* _WHAT IS NEEDED_
Images do not belong in the copy. Retype all the entries below exactly.

** START **

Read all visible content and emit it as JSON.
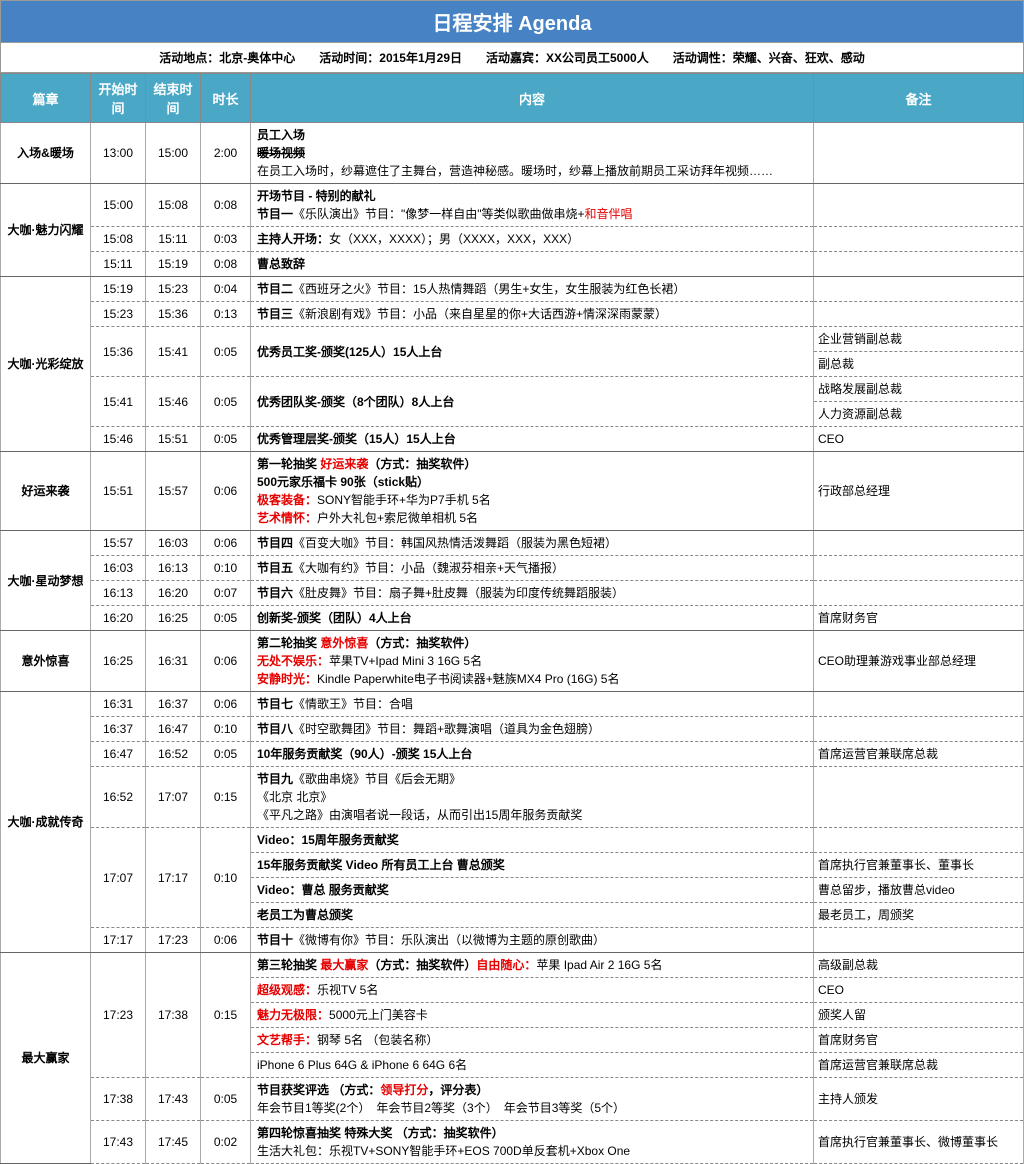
{
  "title": "日程安排  Agenda",
  "info_bar": "活动地点：北京-奥体中心　　活动时间：2015年1月29日　　活动嘉宾：XX公司员工5000人　　活动调性：荣耀、兴奋、狂欢、感动",
  "headers": {
    "chapter": "篇章",
    "start": "开始时间",
    "end": "结束时间",
    "dur": "时长",
    "content": "内容",
    "note": "备注"
  },
  "colors": {
    "title_bg": "#4682c4",
    "header_bg": "#4aa8c6",
    "header_fg": "#ffffff",
    "red": "#e60000"
  },
  "ch1": {
    "name": "入场&暖场",
    "r1": {
      "st": "13:00",
      "et": "15:00",
      "dur": "2:00",
      "l1": "员工入场",
      "l2": "暖场视频",
      "l3": "在员工入场时，纱幕遮住了主舞台，营造神秘感。暖场时，纱幕上播放前期员工采访拜年视频……"
    }
  },
  "ch2": {
    "name": "大咖·魅力闪耀",
    "r1": {
      "st": "15:00",
      "et": "15:08",
      "dur": "0:08",
      "l1": "开场节目 - 特别的献礼",
      "l2a": "节目一",
      "l2b": "《乐队演出》节目：\"像梦一样自由\"等类似歌曲做串烧+",
      "l2c": "和音伴唱"
    },
    "r2": {
      "st": "15:08",
      "et": "15:11",
      "dur": "0:03",
      "l1a": "主持人开场：",
      "l1b": "女（XXX，XXXX）；男（XXXX，XXX，XXX）"
    },
    "r3": {
      "st": "15:11",
      "et": "15:19",
      "dur": "0:08",
      "l1": "曹总致辞"
    }
  },
  "ch3": {
    "name": "大咖·光彩绽放",
    "r1": {
      "st": "15:19",
      "et": "15:23",
      "dur": "0:04",
      "l1a": "节目二",
      "l1b": "《西班牙之火》节目：15人热情舞蹈（男生+女生，女生服装为红色长裙）"
    },
    "r2": {
      "st": "15:23",
      "et": "15:36",
      "dur": "0:13",
      "l1a": "节目三",
      "l1b": "《新浪剧有戏》节目：小品（来自星星的你+大话西游+情深深雨蒙蒙）"
    },
    "r3": {
      "st": "15:36",
      "et": "15:41",
      "dur": "0:05",
      "l1": "优秀员工奖-颁奖(125人）15人上台",
      "n1": "企业营销副总裁",
      "n2": "副总裁"
    },
    "r4": {
      "st": "15:41",
      "et": "15:46",
      "dur": "0:05",
      "l1": "优秀团队奖-颁奖（8个团队）8人上台",
      "n1": "战略发展副总裁",
      "n2": "人力资源副总裁"
    },
    "r5": {
      "st": "15:46",
      "et": "15:51",
      "dur": "0:05",
      "l1": "优秀管理层奖-颁奖（15人）15人上台",
      "n1": "CEO"
    }
  },
  "ch4": {
    "name": "好运来袭",
    "r1": {
      "st": "15:51",
      "et": "15:57",
      "dur": "0:06",
      "l1a": "第一轮抽奖 ",
      "l1b": "好运来袭",
      "l1c": "（方式：抽奖软件）",
      "l2": "500元家乐福卡 90张（stick贴）",
      "l3a": "极客装备：",
      "l3b": "SONY智能手环+华为P7手机 5名",
      "l4a": "艺术情怀：",
      "l4b": "户外大礼包+索尼微单相机 5名",
      "n1": "行政部总经理"
    }
  },
  "ch5": {
    "name": "大咖·星动梦想",
    "r1": {
      "st": "15:57",
      "et": "16:03",
      "dur": "0:06",
      "l1a": "节目四",
      "l1b": "《百变大咖》节目：韩国风热情活泼舞蹈（服装为黑色短裙）"
    },
    "r2": {
      "st": "16:03",
      "et": "16:13",
      "dur": "0:10",
      "l1a": "节目五",
      "l1b": "《大咖有约》节目：小品（魏淑芬相亲+天气播报）"
    },
    "r3": {
      "st": "16:13",
      "et": "16:20",
      "dur": "0:07",
      "l1a": "节目六",
      "l1b": "《肚皮舞》节目：扇子舞+肚皮舞（服装为印度传统舞蹈服装）"
    },
    "r4": {
      "st": "16:20",
      "et": "16:25",
      "dur": "0:05",
      "l1": "创新奖-颁奖（团队）4人上台",
      "n1": "首席财务官"
    }
  },
  "ch6": {
    "name": "意外惊喜",
    "r1": {
      "st": "16:25",
      "et": "16:31",
      "dur": "0:06",
      "l1a": "第二轮抽奖 ",
      "l1b": "意外惊喜",
      "l1c": "（方式：抽奖软件）",
      "l2a": "无处不娱乐：",
      "l2b": "苹果TV+Ipad Mini 3 16G  5名",
      "l3a": "安静时光：",
      "l3b": "Kindle Paperwhite电子书阅读器+魅族MX4 Pro (16G)  5名",
      "n1": "CEO助理兼游戏事业部总经理"
    }
  },
  "ch7": {
    "name": "大咖·成就传奇",
    "r1": {
      "st": "16:31",
      "et": "16:37",
      "dur": "0:06",
      "l1a": "节目七",
      "l1b": "《情歌王》节目：合唱"
    },
    "r2": {
      "st": "16:37",
      "et": "16:47",
      "dur": "0:10",
      "l1a": "节目八",
      "l1b": "《时空歌舞团》节目：舞蹈+歌舞演唱（道具为金色翅膀）"
    },
    "r3": {
      "st": "16:47",
      "et": "16:52",
      "dur": "0:05",
      "l1": "10年服务贡献奖（90人）-颁奖 15人上台",
      "n1": "首席运营官兼联席总裁"
    },
    "r4": {
      "st": "16:52",
      "et": "17:07",
      "dur": "0:15",
      "l1a": "节目九",
      "l1b": "《歌曲串烧》节目《后会无期》",
      "l2": "《北京 北京》",
      "l3": "《平凡之路》由演唱者说一段话，从而引出15周年服务贡献奖"
    },
    "r5": {
      "st": "17:07",
      "et": "17:17",
      "dur": "0:10",
      "l1": "Video：15周年服务贡献奖",
      "l2": "15年服务贡献奖 Video 所有员工上台 曹总颁奖",
      "n2": "首席执行官兼董事长、董事长",
      "l3": "Video：曹总 服务贡献奖",
      "n3": "曹总留步，播放曹总video",
      "l4": "老员工为曹总颁奖",
      "n4": "最老员工，周颁奖"
    },
    "r6": {
      "st": "17:17",
      "et": "17:23",
      "dur": "0:06",
      "l1a": "节目十",
      "l1b": "《微博有你》节目：乐队演出（以微博为主题的原创歌曲）"
    }
  },
  "ch8": {
    "name": "最大赢家",
    "r1": {
      "st": "17:23",
      "et": "17:38",
      "dur": "0:15",
      "l1a": "第三轮抽奖 ",
      "l1b": "最大赢家",
      "l1c": "（方式：抽奖软件）",
      "l1d": "自由随心：",
      "l1e": "苹果 Ipad Air 2 16G  5名",
      "n1": "高级副总裁",
      "l2a": "超级观感：",
      "l2b": "乐视TV  5名",
      "n2": "CEO",
      "l3a": "魅力无极限：",
      "l3b": "5000元上门美容卡",
      "n3": "颁奖人留",
      "l4a": "文艺帮手：",
      "l4b": "钢琴 5名 （包装名称）",
      "n4": "首席财务官",
      "l5": "iPhone 6 Plus 64G & iPhone 6 64G  6名",
      "n5": "首席运营官兼联席总裁"
    },
    "r2": {
      "st": "17:38",
      "et": "17:43",
      "dur": "0:05",
      "l1a": "节目获奖评选 （方式：",
      "l1b": "领导打分",
      "l1c": "，评分表）",
      "l2": "年会节目1等奖(2个）　年会节目2等奖（3个）　年会节目3等奖（5个）",
      "n1": "主持人颁发"
    },
    "r3": {
      "st": "17:43",
      "et": "17:45",
      "dur": "0:02",
      "l1": "第四轮惊喜抽奖  特殊大奖 （方式：抽奖软件）",
      "l2": "生活大礼包：乐视TV+SONY智能手环+EOS 700D单反套机+Xbox One",
      "n1": "首席执行官兼董事长、微博董事长"
    }
  }
}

** END **

* _COMPLETED TASK_
Read all visible content and emit it as JSON.
{
  "title": "日程安排  Agenda",
  "info_bar": "活动地点：北京-奥体中心　　活动时间：2015年1月29日　　活动嘉宾：XX公司员工5000人　　活动调性：荣耀、兴奋、狂欢、感动",
  "headers": {
    "chapter": "篇章",
    "start": "开始时间",
    "end": "结束时间",
    "dur": "时长",
    "content": "内容",
    "note": "备注"
  },
  "colors": {
    "title_bg": "#4682c4",
    "header_bg": "#4aa8c6",
    "header_fg": "#ffffff",
    "red": "#e60000"
  },
  "ch1": {
    "name": "入场&暖场",
    "r1": {
      "st": "13:00",
      "et": "15:00",
      "dur": "2:00",
      "l1": "员工入场",
      "l2": "暖场视频",
      "l3": "在员工入场时，纱幕遮住了主舞台，营造神秘感。暖场时，纱幕上播放前期员工采访拜年视频……"
    }
  },
  "ch2": {
    "name": "大咖·魅力闪耀",
    "r1": {
      "st": "15:00",
      "et": "15:08",
      "dur": "0:08",
      "l1": "开场节目 - 特别的献礼",
      "l2a": "节目一",
      "l2b": "《乐队演出》节目：\"像梦一样自由\"等类似歌曲做串烧+",
      "l2c": "和音伴唱"
    },
    "r2": {
      "st": "15:08",
      "et": "15:11",
      "dur": "0:03",
      "l1a": "主持人开场：",
      "l1b": "女（XXX，XXXX）；男（XXXX，XXX，XXX）"
    },
    "r3": {
      "st": "15:11",
      "et": "15:19",
      "dur": "0:08",
      "l1": "曹总致辞"
    }
  },
  "ch3": {
    "name": "大咖·光彩绽放",
    "r1": {
      "st": "15:19",
      "et": "15:23",
      "dur": "0:04",
      "l1a": "节目二",
      "l1b": "《西班牙之火》节目：15人热情舞蹈（男生+女生，女生服装为红色长裙）"
    },
    "r2": {
      "st": "15:23",
      "et": "15:36",
      "dur": "0:13",
      "l1a": "节目三",
      "l1b": "《新浪剧有戏》节目：小品（来自星星的你+大话西游+情深深雨蒙蒙）"
    },
    "r3": {
      "st": "15:36",
      "et": "15:41",
      "dur": "0:05",
      "l1": "优秀员工奖-颁奖(125人）15人上台",
      "n1": "企业营销副总裁",
      "n2": "副总裁"
    },
    "r4": {
      "st": "15:41",
      "et": "15:46",
      "dur": "0:05",
      "l1": "优秀团队奖-颁奖（8个团队）8人上台",
      "n1": "战略发展副总裁",
      "n2": "人力资源副总裁"
    },
    "r5": {
      "st": "15:46",
      "et": "15:51",
      "dur": "0:05",
      "l1": "优秀管理层奖-颁奖（15人）15人上台",
      "n1": "CEO"
    }
  },
  "ch4": {
    "name": "好运来袭",
    "r1": {
      "st": "15:51",
      "et": "15:57",
      "dur": "0:06",
      "l1a": "第一轮抽奖 ",
      "l1b": "好运来袭",
      "l1c": "（方式：抽奖软件）",
      "l2": "500元家乐福卡 90张（stick贴）",
      "l3a": "极客装备：",
      "l3b": "SONY智能手环+华为P7手机 5名",
      "l4a": "艺术情怀：",
      "l4b": "户外大礼包+索尼微单相机 5名",
      "n1": "行政部总经理"
    }
  },
  "ch5": {
    "name": "大咖·星动梦想",
    "r1": {
      "st": "15:57",
      "et": "16:03",
      "dur": "0:06",
      "l1a": "节目四",
      "l1b": "《百变大咖》节目：韩国风热情活泼舞蹈（服装为黑色短裙）"
    },
    "r2": {
      "st": "16:03",
      "et": "16:13",
      "dur": "0:10",
      "l1a": "节目五",
      "l1b": "《大咖有约》节目：小品（魏淑芬相亲+天气播报）"
    },
    "r3": {
      "st": "16:13",
      "et": "16:20",
      "dur": "0:07",
      "l1a": "节目六",
      "l1b": "《肚皮舞》节目：扇子舞+肚皮舞（服装为印度传统舞蹈服装）"
    },
    "r4": {
      "st": "16:20",
      "et": "16:25",
      "dur": "0:05",
      "l1": "创新奖-颁奖（团队）4人上台",
      "n1": "首席财务官"
    }
  },
  "ch6": {
    "name": "意外惊喜",
    "r1": {
      "st": "16:25",
      "et": "16:31",
      "dur": "0:06",
      "l1a": "第二轮抽奖 ",
      "l1b": "意外惊喜",
      "l1c": "（方式：抽奖软件）",
      "l2a": "无处不娱乐：",
      "l2b": "苹果TV+Ipad Mini 3 16G  5名",
      "l3a": "安静时光：",
      "l3b": "Kindle Paperwhite电子书阅读器+魅族MX4 Pro (16G)  5名",
      "n1": "CEO助理兼游戏事业部总经理"
    }
  },
  "ch7": {
    "name": "大咖·成就传奇",
    "r1": {
      "st": "16:31",
      "et": "16:37",
      "dur": "0:06",
      "l1a": "节目七",
      "l1b": "《情歌王》节目：合唱"
    },
    "r2": {
      "st": "16:37",
      "et": "16:47",
      "dur": "0:10",
      "l1a": "节目八",
      "l1b": "《时空歌舞团》节目：舞蹈+歌舞演唱（道具为金色翅膀）"
    },
    "r3": {
      "st": "16:47",
      "et": "16:52",
      "dur": "0:05",
      "l1": "10年服务贡献奖（90人）-颁奖 15人上台",
      "n1": "首席运营官兼联席总裁"
    },
    "r4": {
      "st": "16:52",
      "et": "17:07",
      "dur": "0:15",
      "l1a": "节目九",
      "l1b": "《歌曲串烧》节目《后会无期》",
      "l2": "《北京 北京》",
      "l3": "《平凡之路》由演唱者说一段话，从而引出15周年服务贡献奖"
    },
    "r5": {
      "st": "17:07",
      "et": "17:17",
      "dur": "0:10",
      "l1": "Video：15周年服务贡献奖",
      "l2": "15年服务贡献奖 Video 所有员工上台 曹总颁奖",
      "n2": "首席执行官兼董事长、董事长",
      "l3": "Video：曹总 服务贡献奖",
      "n3": "曹总留步，播放曹总video",
      "l4": "老员工为曹总颁奖",
      "n4": "最老员工，周颁奖"
    },
    "r6": {
      "st": "17:17",
      "et": "17:23",
      "dur": "0:06",
      "l1a": "节目十",
      "l1b": "《微博有你》节目：乐队演出（以微博为主题的原创歌曲）"
    }
  },
  "ch8": {
    "name": "最大赢家",
    "r1": {
      "st": "17:23",
      "et": "17:38",
      "dur": "0:15",
      "l1a": "第三轮抽奖 ",
      "l1b": "最大赢家",
      "l1c": "（方式：抽奖软件）",
      "l1d": "自由随心：",
      "l1e": "苹果 Ipad Air 2 16G  5名",
      "n1": "高级副总裁",
      "l2a": "超级观感：",
      "l2b": "乐视TV  5名",
      "n2": "CEO",
      "l3a": "魅力无极限：",
      "l3b": "5000元上门美容卡",
      "n3": "颁奖人留",
      "l4a": "文艺帮手：",
      "l4b": "钢琴 5名 （包装名称）",
      "n4": "首席财务官",
      "l5": "iPhone 6 Plus 64G & iPhone 6 64G  6名",
      "n5": "首席运营官兼联席总裁"
    },
    "r2": {
      "st": "17:38",
      "et": "17:43",
      "dur": "0:05",
      "l1a": "节目获奖评选 （方式：",
      "l1b": "领导打分",
      "l1c": "，评分表）",
      "l2": "年会节目1等奖(2个）　年会节目2等奖（3个）　年会节目3等奖（5个）",
      "n1": "主持人颁发"
    },
    "r3": {
      "st": "17:43",
      "et": "17:45",
      "dur": "0:02",
      "l1": "第四轮惊喜抽奖  特殊大奖 （方式：抽奖软件）",
      "l2": "生活大礼包：乐视TV+SONY智能手环+EOS 700D单反套机+Xbox One",
      "n1": "首席执行官兼董事长、微博董事长"
    }
  }
}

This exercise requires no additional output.